**** Source excerpt
GB1599155A - Transmission and/or recording of digital signals - Google Patents

Description

(54) IMPROVEMENTS IN AND RELATING TO THE TRANSMISSION AND/OR RECORDING OF DIGITAL SIGNALS (71) We, INDEPENDENT BROADCASTING AUTHORITY, a British body corporate of 70 Brompton Road, London, S.W.3, do hereby declare the invention, for which we pray that a patent may be granted to us, and the method by which it is to be performed, to be particularly described in and by the following statement : The present invention relates to the transmission and/or recording of digital signals.

One problem which exists with the transmission and/or recording of digital signals is that it is necessary to synchronise the playback apparatus with the recording or transmission apparatus. In some applications, this can be overcome by use of a separate clock signal which is recorded or transmitted separately from the information signal.

However, this solution is wasteful of bandwidth and is not viable in many circumstances.

The present invention provides a method of transmitting or recording digital signals comprising sampling an analogue signal to produce a plurality of digital words, converting each of said words to a coded word, combining said coded words together in groups with at least one but not all of said words of each group being ones complemented, there being a significant positive correlation (as hereinafter defined) between the coded words.
********
**** Dataset entries
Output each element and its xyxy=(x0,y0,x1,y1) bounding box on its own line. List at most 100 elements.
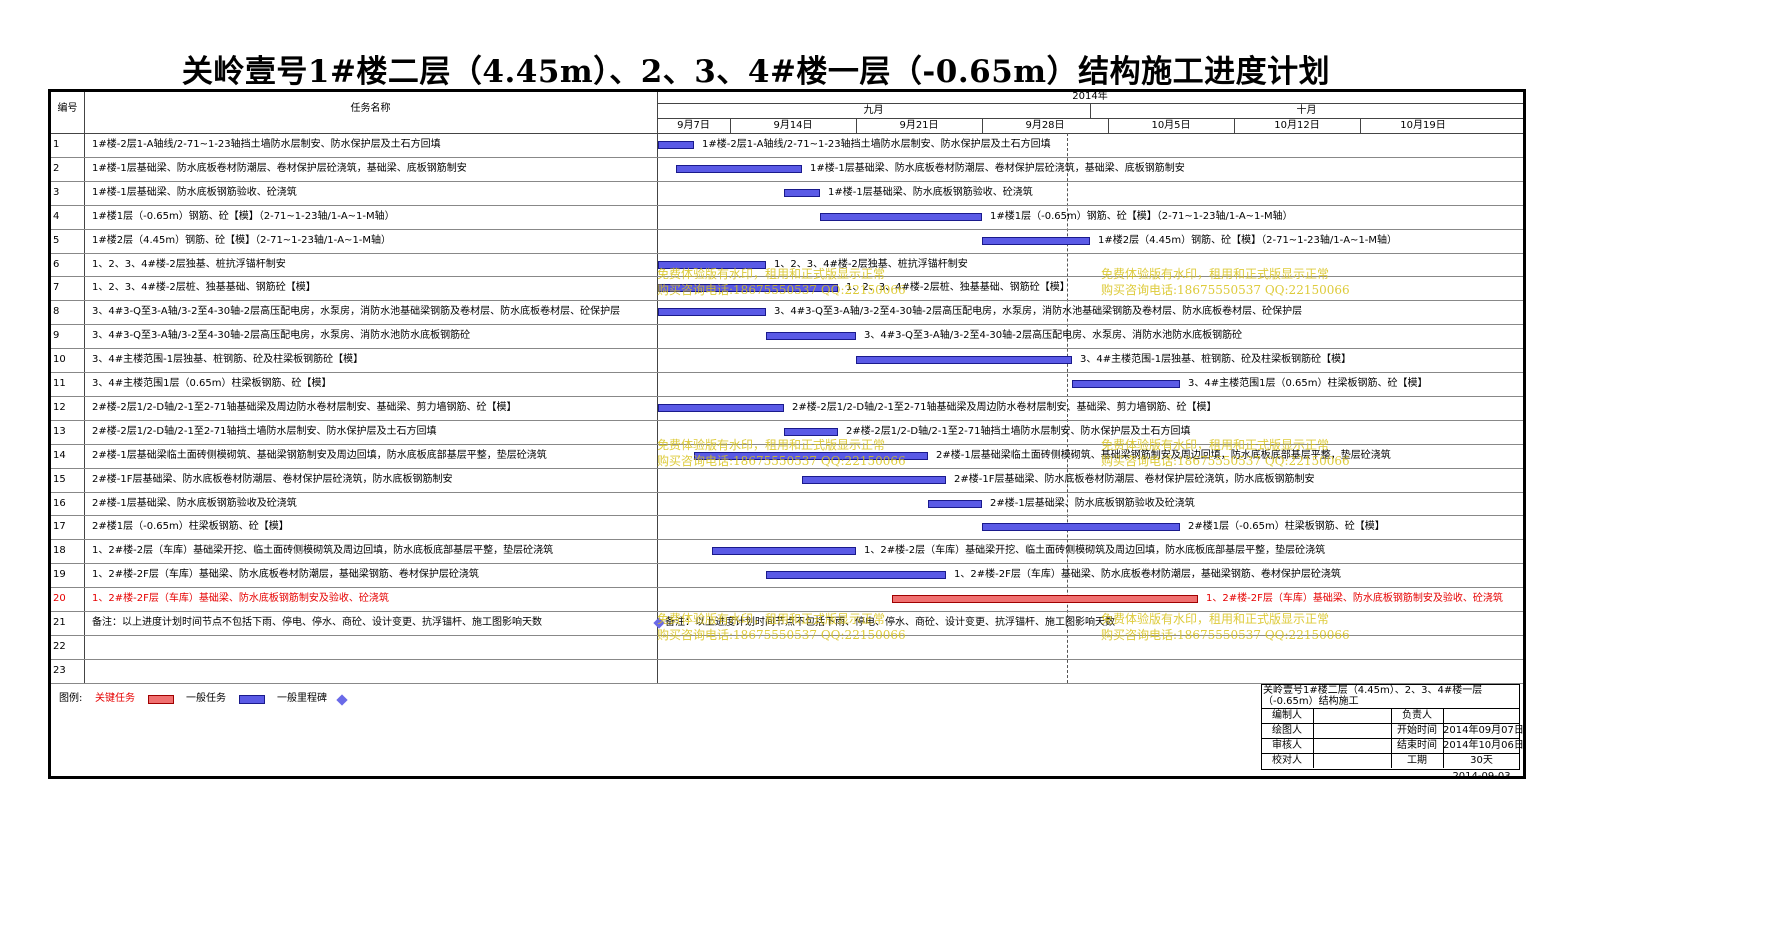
task-name[interactable]: 1#楼2层（4.45m）钢筋、砼【模】（2-71~1-23轴/1-A~1-M轴） xyxy=(92,234,653,248)
task-id: 14 xyxy=(53,449,66,461)
task-bar-label: 1、2#楼-2F层（车库）基础梁、防水底板卷材防潮层，基础梁钢筋、卷材保护层砼浇… xyxy=(954,569,1341,581)
task-id: 8 xyxy=(53,306,60,318)
task-bar-label: 3、4#3-Q至3-A轴/3-2至4-30轴-2层高压配电房、水泵房、消防水池防… xyxy=(864,330,1243,342)
task-name[interactable]: 1#楼-1层基础梁、防水底板钢筋验收、砼浇筑 xyxy=(92,186,653,200)
watermark-text: 免费体验版有水印，租用和正式版显示正常 xyxy=(657,438,886,452)
task-bar[interactable] xyxy=(802,475,946,484)
task-name[interactable]: 1#楼-2层1-A轴线/2-71~1-23轴挡土墙防水层制安、防水保护层及土石方… xyxy=(92,138,653,152)
task-id: 6 xyxy=(53,258,60,270)
task-name[interactable]: 1#楼-1层基础梁、防水底板卷材防潮层、卷材保护层砼浇筑，基础梁、底板钢筋制安 xyxy=(92,162,653,176)
task-bar[interactable] xyxy=(982,236,1090,245)
month-oct: 十月 xyxy=(1296,105,1317,116)
info-value: 30天 xyxy=(1470,755,1493,767)
row-line xyxy=(51,563,1523,565)
info-value: 2014年09月07日 xyxy=(1443,724,1524,736)
task-id: 4 xyxy=(53,210,60,222)
task-bar[interactable] xyxy=(982,523,1180,532)
gantt-frame: 编号 任务名称 2014年 九月 十月 9月7日 9月14日 9月21日 9月28日 10月5日 1… xyxy=(48,89,1526,782)
task-name[interactable]: 1、2#楼-2层（车库）基础梁开挖、临土面砖侧模砌筑及周边回填，防水底板底部基层… xyxy=(92,544,653,558)
task-id: 9 xyxy=(53,330,60,342)
task-id: 17 xyxy=(53,521,66,533)
legend-critical-label: 关键任务 xyxy=(95,692,135,704)
task-bar-label: 1#楼-1层基础梁、防水底板卷材防潮层、卷材保护层砼浇筑，基础梁、底板钢筋制安 xyxy=(810,162,1185,174)
watermark-text: 免费体验版有水印，租用和正式版显示正常 xyxy=(1101,267,1330,281)
task-bar[interactable] xyxy=(784,188,820,197)
row-line xyxy=(51,539,1523,541)
watermark-text: 购买咨询电话:18675550537 QQ:22150066 xyxy=(1101,283,1350,297)
task-id: 19 xyxy=(53,569,66,581)
row-line xyxy=(51,419,1523,421)
col-id-header: 编号 xyxy=(57,103,78,114)
week-header: 10月5日 xyxy=(1151,120,1191,131)
task-bar[interactable] xyxy=(676,164,802,173)
task-id: 2 xyxy=(53,162,60,174)
info-label: 开始时间 xyxy=(1397,724,1437,736)
task-id: 13 xyxy=(53,425,66,437)
task-bar-label: 3、4#3-Q至3-A轴/3-2至4-30轴-2层高压配电房，水泵房，消防水池基… xyxy=(774,306,1303,318)
task-name[interactable]: 2#楼-2层1/2-D轴/2-1至2-71轴挡土墙防水层制安、防水保护层及土石方… xyxy=(92,425,653,439)
task-bar[interactable] xyxy=(1072,380,1180,388)
week-header: 9月14日 xyxy=(773,120,813,131)
col-name-header: 任务名称 xyxy=(350,103,391,114)
gantt-grid: 编号 任务名称 2014年 九月 十月 9月7日 9月14日 9月21日 9月28日 10月5日 1… xyxy=(51,91,1524,782)
task-name[interactable]: 备注：以上进度计划时间节点不包括下雨、停电、停水、商砼、设计变更、抗浮锚杆、施工… xyxy=(92,616,653,630)
task-name[interactable]: 3、4#主楼范围1层（0.65m）柱梁板钢筋、砼【模】 xyxy=(92,377,653,391)
legend-normal-swatch xyxy=(239,694,265,704)
row-line xyxy=(51,228,1523,230)
row-line xyxy=(51,324,1523,326)
task-name[interactable]: 1、2、3、4#楼-2层桩、独基基础、钢筋砼【模】 xyxy=(92,281,653,295)
task-id: 12 xyxy=(53,401,66,413)
watermark-text: 购买咨询电话:18675550537 QQ:22150066 xyxy=(657,454,906,468)
task-name[interactable]: 2#楼-1F层基础梁、防水底板卷材防潮层、卷材保护层砼浇筑，防水底板钢筋制安 xyxy=(92,473,653,487)
task-bar[interactable] xyxy=(856,356,1072,365)
task-bar[interactable] xyxy=(892,595,1198,604)
row-line xyxy=(51,156,1523,158)
task-name[interactable]: 1、2、3、4#楼-2层独基、桩抗浮锚杆制安 xyxy=(92,258,653,272)
row-line xyxy=(51,300,1523,302)
task-bar[interactable] xyxy=(658,308,766,317)
task-bar-label: 1#楼-2层1-A轴线/2-71~1-23轴挡土墙防水层制安、防水保护层及土石方… xyxy=(702,139,1051,150)
legend-milestone-label: 一般里程碑 xyxy=(277,692,327,704)
task-bar-label: 1#楼1层（-0.65m）钢筋、砼【模】（2-71~1-23轴/1-A~1-M轴… xyxy=(990,210,1293,222)
week-header: 9月21日 xyxy=(899,120,939,131)
task-name[interactable]: 3、4#主楼范围-1层独基、桩钢筋、砼及柱梁板钢筋砼【模】 xyxy=(92,353,653,367)
task-id: 5 xyxy=(53,234,60,246)
task-bar[interactable] xyxy=(658,141,694,149)
watermark-text: 购买咨询电话:18675550537 QQ:22150066 xyxy=(657,283,906,297)
row-line xyxy=(51,180,1523,182)
task-bar[interactable] xyxy=(766,571,946,580)
task-bar[interactable] xyxy=(928,499,982,508)
task-bar[interactable] xyxy=(784,427,838,436)
row-line xyxy=(51,395,1523,397)
task-bar[interactable] xyxy=(658,403,784,412)
watermark-text: 免费体验版有水印，租用和正式版显示正常 xyxy=(1101,612,1330,626)
task-id: 18 xyxy=(53,545,66,557)
task-name[interactable]: 3、4#3-Q至3-A轴/3-2至4-30轴-2层高压配电房，水泵房，消防水池基… xyxy=(92,305,653,319)
legend-milestone-diamond-icon xyxy=(336,694,348,706)
task-id: 3 xyxy=(53,186,60,198)
watermark-text: 免费体验版有水印，租用和正式版显示正常 xyxy=(657,267,886,281)
task-name[interactable]: 1#楼1层（-0.65m）钢筋、砼【模】（2-71~1-23轴/1-A~1-M轴… xyxy=(92,210,653,224)
task-name[interactable]: 2#楼1层（-0.65m）柱梁板钢筋、砼【模】 xyxy=(92,520,653,534)
info-label: 绘图人 xyxy=(1272,724,1302,736)
task-id: 21 xyxy=(53,617,66,628)
task-bar[interactable] xyxy=(712,547,856,556)
task-bar[interactable] xyxy=(766,332,856,341)
task-name[interactable]: 2#楼-1层基础梁、防水底板钢筋验收及砼浇筑 xyxy=(92,497,653,511)
info-label: 审核人 xyxy=(1272,740,1302,752)
task-name[interactable]: 2#楼-2层1/2-D轴/2-1至2-71轴基础梁及周边防水卷材层制安、基础梁、… xyxy=(92,401,653,415)
watermark-text: 免费体验版有水印，租用和正式版显示正常 xyxy=(657,612,886,626)
task-bar-label: 2#楼1层（-0.65m）柱梁板钢筋、砼【模】 xyxy=(1188,521,1385,533)
task-name[interactable]: 1、2#楼-2F层（车库）基础梁、防水底板卷材防潮层，基础梁钢筋、卷材保护层砼浇… xyxy=(92,568,653,582)
task-name[interactable]: 3、4#3-Q至3-A轴/3-2至4-30轴-2层高压配电房，水泵房、消防水池防… xyxy=(92,329,653,343)
task-bar-label: 1#楼2层（4.45m）钢筋、砼【模】（2-71~1-23轴/1-A~1-M轴） xyxy=(1098,234,1398,246)
task-id: 15 xyxy=(53,473,66,485)
task-id: 16 xyxy=(53,497,66,509)
task-name[interactable]: 1、2#楼-2F层（车库）基础梁、防水底板钢筋制安及验收、砼浇筑 xyxy=(92,592,653,606)
task-name[interactable]: 2#楼-1层基础梁临土面砖侧模砌筑、基础梁钢筋制安及周边回填，防水底板底部基层平… xyxy=(92,449,653,463)
task-bar[interactable] xyxy=(820,212,982,221)
watermark-text: 购买咨询电话:18675550537 QQ:22150066 xyxy=(1101,628,1350,642)
row-line xyxy=(51,348,1523,350)
week-header: 10月19日 xyxy=(1400,120,1446,131)
row-line xyxy=(51,658,1523,660)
********
What the task requires: Rewrite everything in the digital signals patent text from "One problem which" down to "the information signal.", changing "playback apparatus" to "receiving equipment". The items here come from a different source.

Complete response:
One problem which exists with the transmission and/or recording of digital signals is that it is necessary to synchronise the receiving equipment with the recording or transmission apparatus. In some applications, this can be overcome by use of a separate clock signal which is recorded or transmitted separately from the information signal.